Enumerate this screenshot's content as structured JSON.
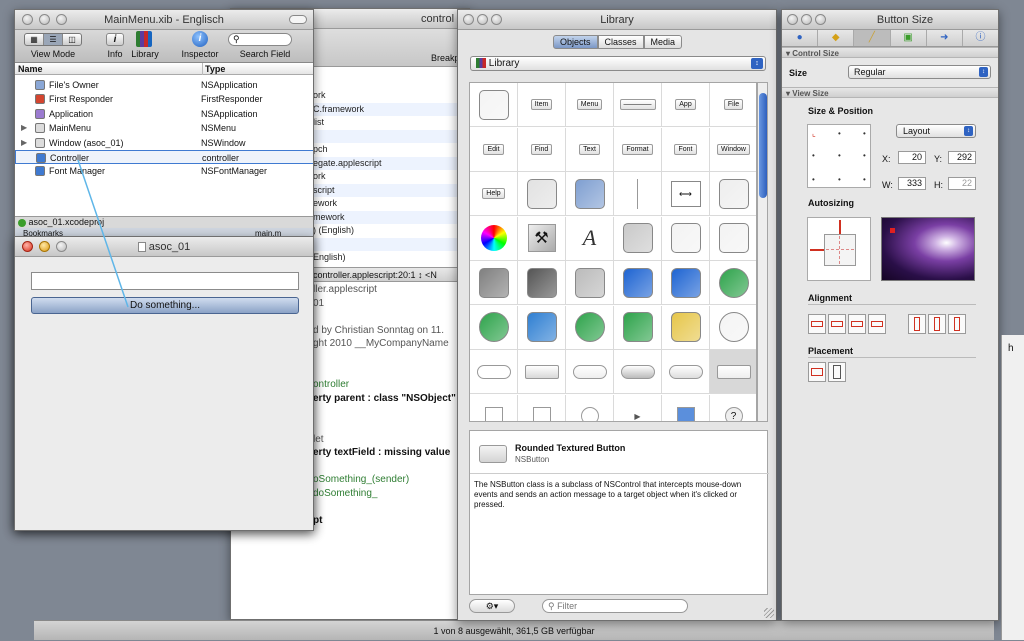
{
  "background": {
    "color": "#7f8793"
  },
  "project_window": {
    "title": "control",
    "toolbar_label": "Breakp",
    "code_lines": [
      {
        "text": "ork",
        "color": "#222"
      },
      {
        "text": "C.framework",
        "color": "#222"
      },
      {
        "text": "list",
        "color": "#222"
      },
      {
        "text": "",
        "color": "#222"
      },
      {
        "text": "pch",
        "color": "#222"
      },
      {
        "text": "egate.applescript",
        "color": "#222"
      },
      {
        "text": "ork",
        "color": "#222"
      },
      {
        "text": "script",
        "color": "#222"
      },
      {
        "text": "ework",
        "color": "#222"
      },
      {
        "text": "mework",
        "color": "#222"
      },
      {
        "text": ") (English)",
        "color": "#222"
      },
      {
        "text": "",
        "color": "#222"
      },
      {
        "text": "English)",
        "color": "#222"
      }
    ],
    "file_path": "controller.applescript:20:1 ↕  <N",
    "source_lines": [
      "ller.applescript",
      "01",
      "",
      "d by Christian Sonntag on 11.",
      "ght 2010 __MyCompanyName",
      "",
      "",
      "ontroller",
      "erty parent : class \"NSObject\"",
      "",
      "",
      "let",
      "erty textField : missing value",
      "",
      "oSomething_(sender)",
      "doSomething_",
      "",
      "pt"
    ],
    "status": "1 von 8 ausgewählt, 361,5 GB verfügbar"
  },
  "mainmenu_window": {
    "title": "MainMenu.xib - Englisch",
    "toolbar": {
      "view_mode": "View Mode",
      "info": "Info",
      "library": "Library",
      "inspector": "Inspector",
      "search_field": "Search Field"
    },
    "columns": {
      "name": "Name",
      "type": "Type"
    },
    "rows": [
      {
        "name": "File's Owner",
        "type": "NSApplication",
        "icon": "cube-icon",
        "color": "#8aa7d6"
      },
      {
        "name": "First Responder",
        "type": "FirstResponder",
        "icon": "red-cube-icon",
        "color": "#d4452f"
      },
      {
        "name": "Application",
        "type": "NSApplication",
        "icon": "app-icon",
        "color": "#9b7bd0"
      },
      {
        "name": "MainMenu",
        "type": "NSMenu",
        "icon": "menu-icon",
        "color": "#dcdcdc"
      },
      {
        "name": "Window (asoc_01)",
        "type": "NSWindow",
        "icon": "window-icon",
        "color": "#dcdcdc"
      },
      {
        "name": "Controller",
        "type": "controller",
        "icon": "blue-cube-icon",
        "color": "#3f7ad1"
      },
      {
        "name": "Font Manager",
        "type": "NSFontManager",
        "icon": "blue-cube-icon",
        "color": "#3f7ad1"
      }
    ],
    "project_status": "asoc_01.xcodeproj",
    "bookmarks": "Bookmarks",
    "main_file": "main.m"
  },
  "asoc_window": {
    "title": "asoc_01",
    "button_label": "Do something..."
  },
  "library_window": {
    "title": "Library",
    "tabs": [
      "Objects",
      "Classes",
      "Media"
    ],
    "popup": "Library",
    "palette_rows": [
      [
        "",
        "Item",
        "Menu",
        "————",
        "App",
        "File"
      ],
      [
        "Edit",
        "Find",
        "Text",
        "Format",
        "Font",
        "Window"
      ],
      [
        "Help",
        "",
        "",
        "",
        "",
        ""
      ]
    ],
    "detail": {
      "title": "Rounded Textured Button",
      "class": "NSButton",
      "description": "The NSButton class is a subclass of NSControl that intercepts mouse-down events and sends an action message to a target object when it's clicked or pressed."
    },
    "filter_placeholder": "Filter"
  },
  "inspector_window": {
    "title": "Button Size",
    "control_size_header": "Control Size",
    "size_label": "Size",
    "size_value": "Regular",
    "view_size_header": "View Size",
    "size_position_label": "Size & Position",
    "layout_value": "Layout",
    "x_label": "X:",
    "x_value": "20",
    "y_label": "Y:",
    "y_value": "292",
    "w_label": "W:",
    "w_value": "333",
    "h_label": "H:",
    "h_value": "22",
    "autosizing_label": "Autosizing",
    "alignment_label": "Alignment",
    "placement_label": "Placement"
  },
  "right_edge": {
    "text": "h"
  }
}
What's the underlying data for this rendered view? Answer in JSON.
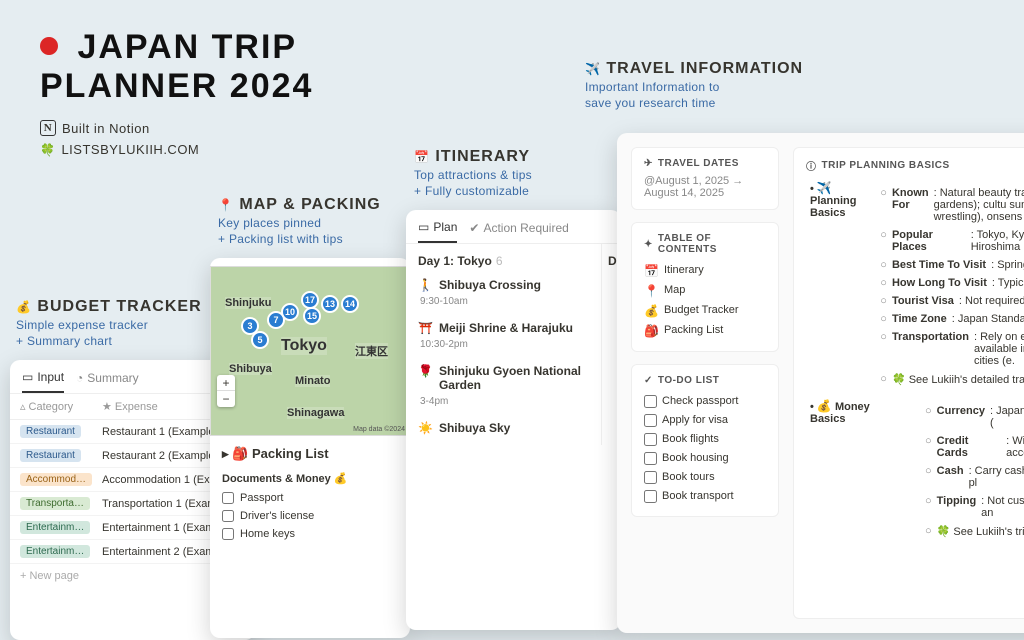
{
  "header": {
    "title_line1": "JAPAN TRIP",
    "title_line2": "PLANNER 2024",
    "built_in": "Built in Notion",
    "domain": "LISTSBYLUKIIH.COM"
  },
  "budget": {
    "label_icon": "💰",
    "label": "BUDGET TRACKER",
    "sub1": "Simple expense tracker",
    "sub2": "+ Summary chart",
    "tabs": {
      "input": "Input",
      "summary": "Summary"
    },
    "columns": {
      "category": "Category",
      "expense": "Expense"
    },
    "rows": [
      {
        "tag_class": "tag-rest",
        "tag": "Restaurant",
        "expense": "Restaurant 1 (Example)"
      },
      {
        "tag_class": "tag-rest",
        "tag": "Restaurant",
        "expense": "Restaurant 2 (Example)"
      },
      {
        "tag_class": "tag-accom",
        "tag": "Accommod…",
        "expense": "Accommodation 1 (Exam"
      },
      {
        "tag_class": "tag-trans",
        "tag": "Transporta…",
        "expense": "Transportation 1 (Examp"
      },
      {
        "tag_class": "tag-ent",
        "tag": "Entertainm…",
        "expense": "Entertainment 1 (Exampl"
      },
      {
        "tag_class": "tag-ent",
        "tag": "Entertainm…",
        "expense": "Entertainment 2 (Exampl"
      }
    ],
    "new_page": "+ New page"
  },
  "map": {
    "label_icon": "📍",
    "label": "MAP & PACKING",
    "sub1": "Key places pinned",
    "sub2": "+ Packing list with tips",
    "city": "Tokyo",
    "areas": [
      "Shinjuku",
      "Shibuya",
      "Minato",
      "Shinagawa",
      "江東区"
    ],
    "pins": [
      "3",
      "5",
      "7",
      "10",
      "13",
      "14",
      "15",
      "17"
    ],
    "attrib": "Map data ©2024",
    "packing_title": "🎒 Packing List",
    "packing_group": "Documents & Money 💰",
    "packing_items": [
      "Passport",
      "Driver's license",
      "Home keys"
    ]
  },
  "itinerary": {
    "label_icon": "📅",
    "label": "ITINERARY",
    "sub1": "Top attractions & tips",
    "sub2": "+ Fully customizable",
    "tabs": {
      "plan": "Plan",
      "action": "Action Required"
    },
    "day_title": "Day 1: Tokyo",
    "day_count": "6",
    "items": [
      {
        "icon": "🚶",
        "title": "Shibuya Crossing",
        "time": "9:30-10am"
      },
      {
        "icon": "⛩️",
        "title": "Meiji Shrine & Harajuku",
        "time": "10:30-2pm"
      },
      {
        "icon": "🌹",
        "title": "Shinjuku Gyoen National Garden",
        "time": "3-4pm"
      },
      {
        "icon": "☀️",
        "title": "Shibuya Sky",
        "time": ""
      }
    ],
    "col2_heading_prefix": "Da"
  },
  "travel": {
    "label_icon": "✈️",
    "label": "TRAVEL INFORMATION",
    "sub1": "Important Information to",
    "sub2": "save you research time",
    "dates": {
      "title": "TRAVEL DATES",
      "from": "August 1, 2025 →",
      "to": "August 14, 2025"
    },
    "toc": {
      "title": "TABLE OF CONTENTS",
      "items": [
        {
          "icon": "📅",
          "label": "Itinerary"
        },
        {
          "icon": "📍",
          "label": "Map"
        },
        {
          "icon": "💰",
          "label": "Budget Tracker"
        },
        {
          "icon": "🎒",
          "label": "Packing List"
        }
      ]
    },
    "todo": {
      "title": "TO-DO LIST",
      "items": [
        "Check passport",
        "Apply for visa",
        "Book flights",
        "Book housing",
        "Book tours",
        "Book transport"
      ]
    },
    "basics": {
      "title": "TRIP PLANNING BASICS",
      "group1_icon": "✈️",
      "group1": "Planning Basics",
      "group1_items": [
        "Known For: Natural beauty traditional gardens); cultu sumo wrestling), onsens (",
        "Popular Places: Tokyo, Ky Hiroshima",
        "Best Time To Visit: Spring",
        "How Long To Visit: Typica",
        "Tourist Visa: Not required",
        "Time Zone: Japan Standa",
        "Transportation: Rely on ef available in major cities (e.",
        "🍀 See Lukiih's detailed tra"
      ],
      "group2_icon": "💰",
      "group2": "Money Basics",
      "group2_items": [
        "Currency: Japanese Yen (",
        "Credit Cards: Widely acce",
        "Cash: Carry cash (many pl",
        "Tipping: Not customary an",
        "🍀 See Lukiih's trip cost br"
      ]
    }
  }
}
-------------------------
Pull out every line of the records above that contains the word "applescript".

> **Solution below**
        "text": "egate.applescript",
    "file_path": "controller.applescript:20:1 ↕  <N",
      "ller.applescript",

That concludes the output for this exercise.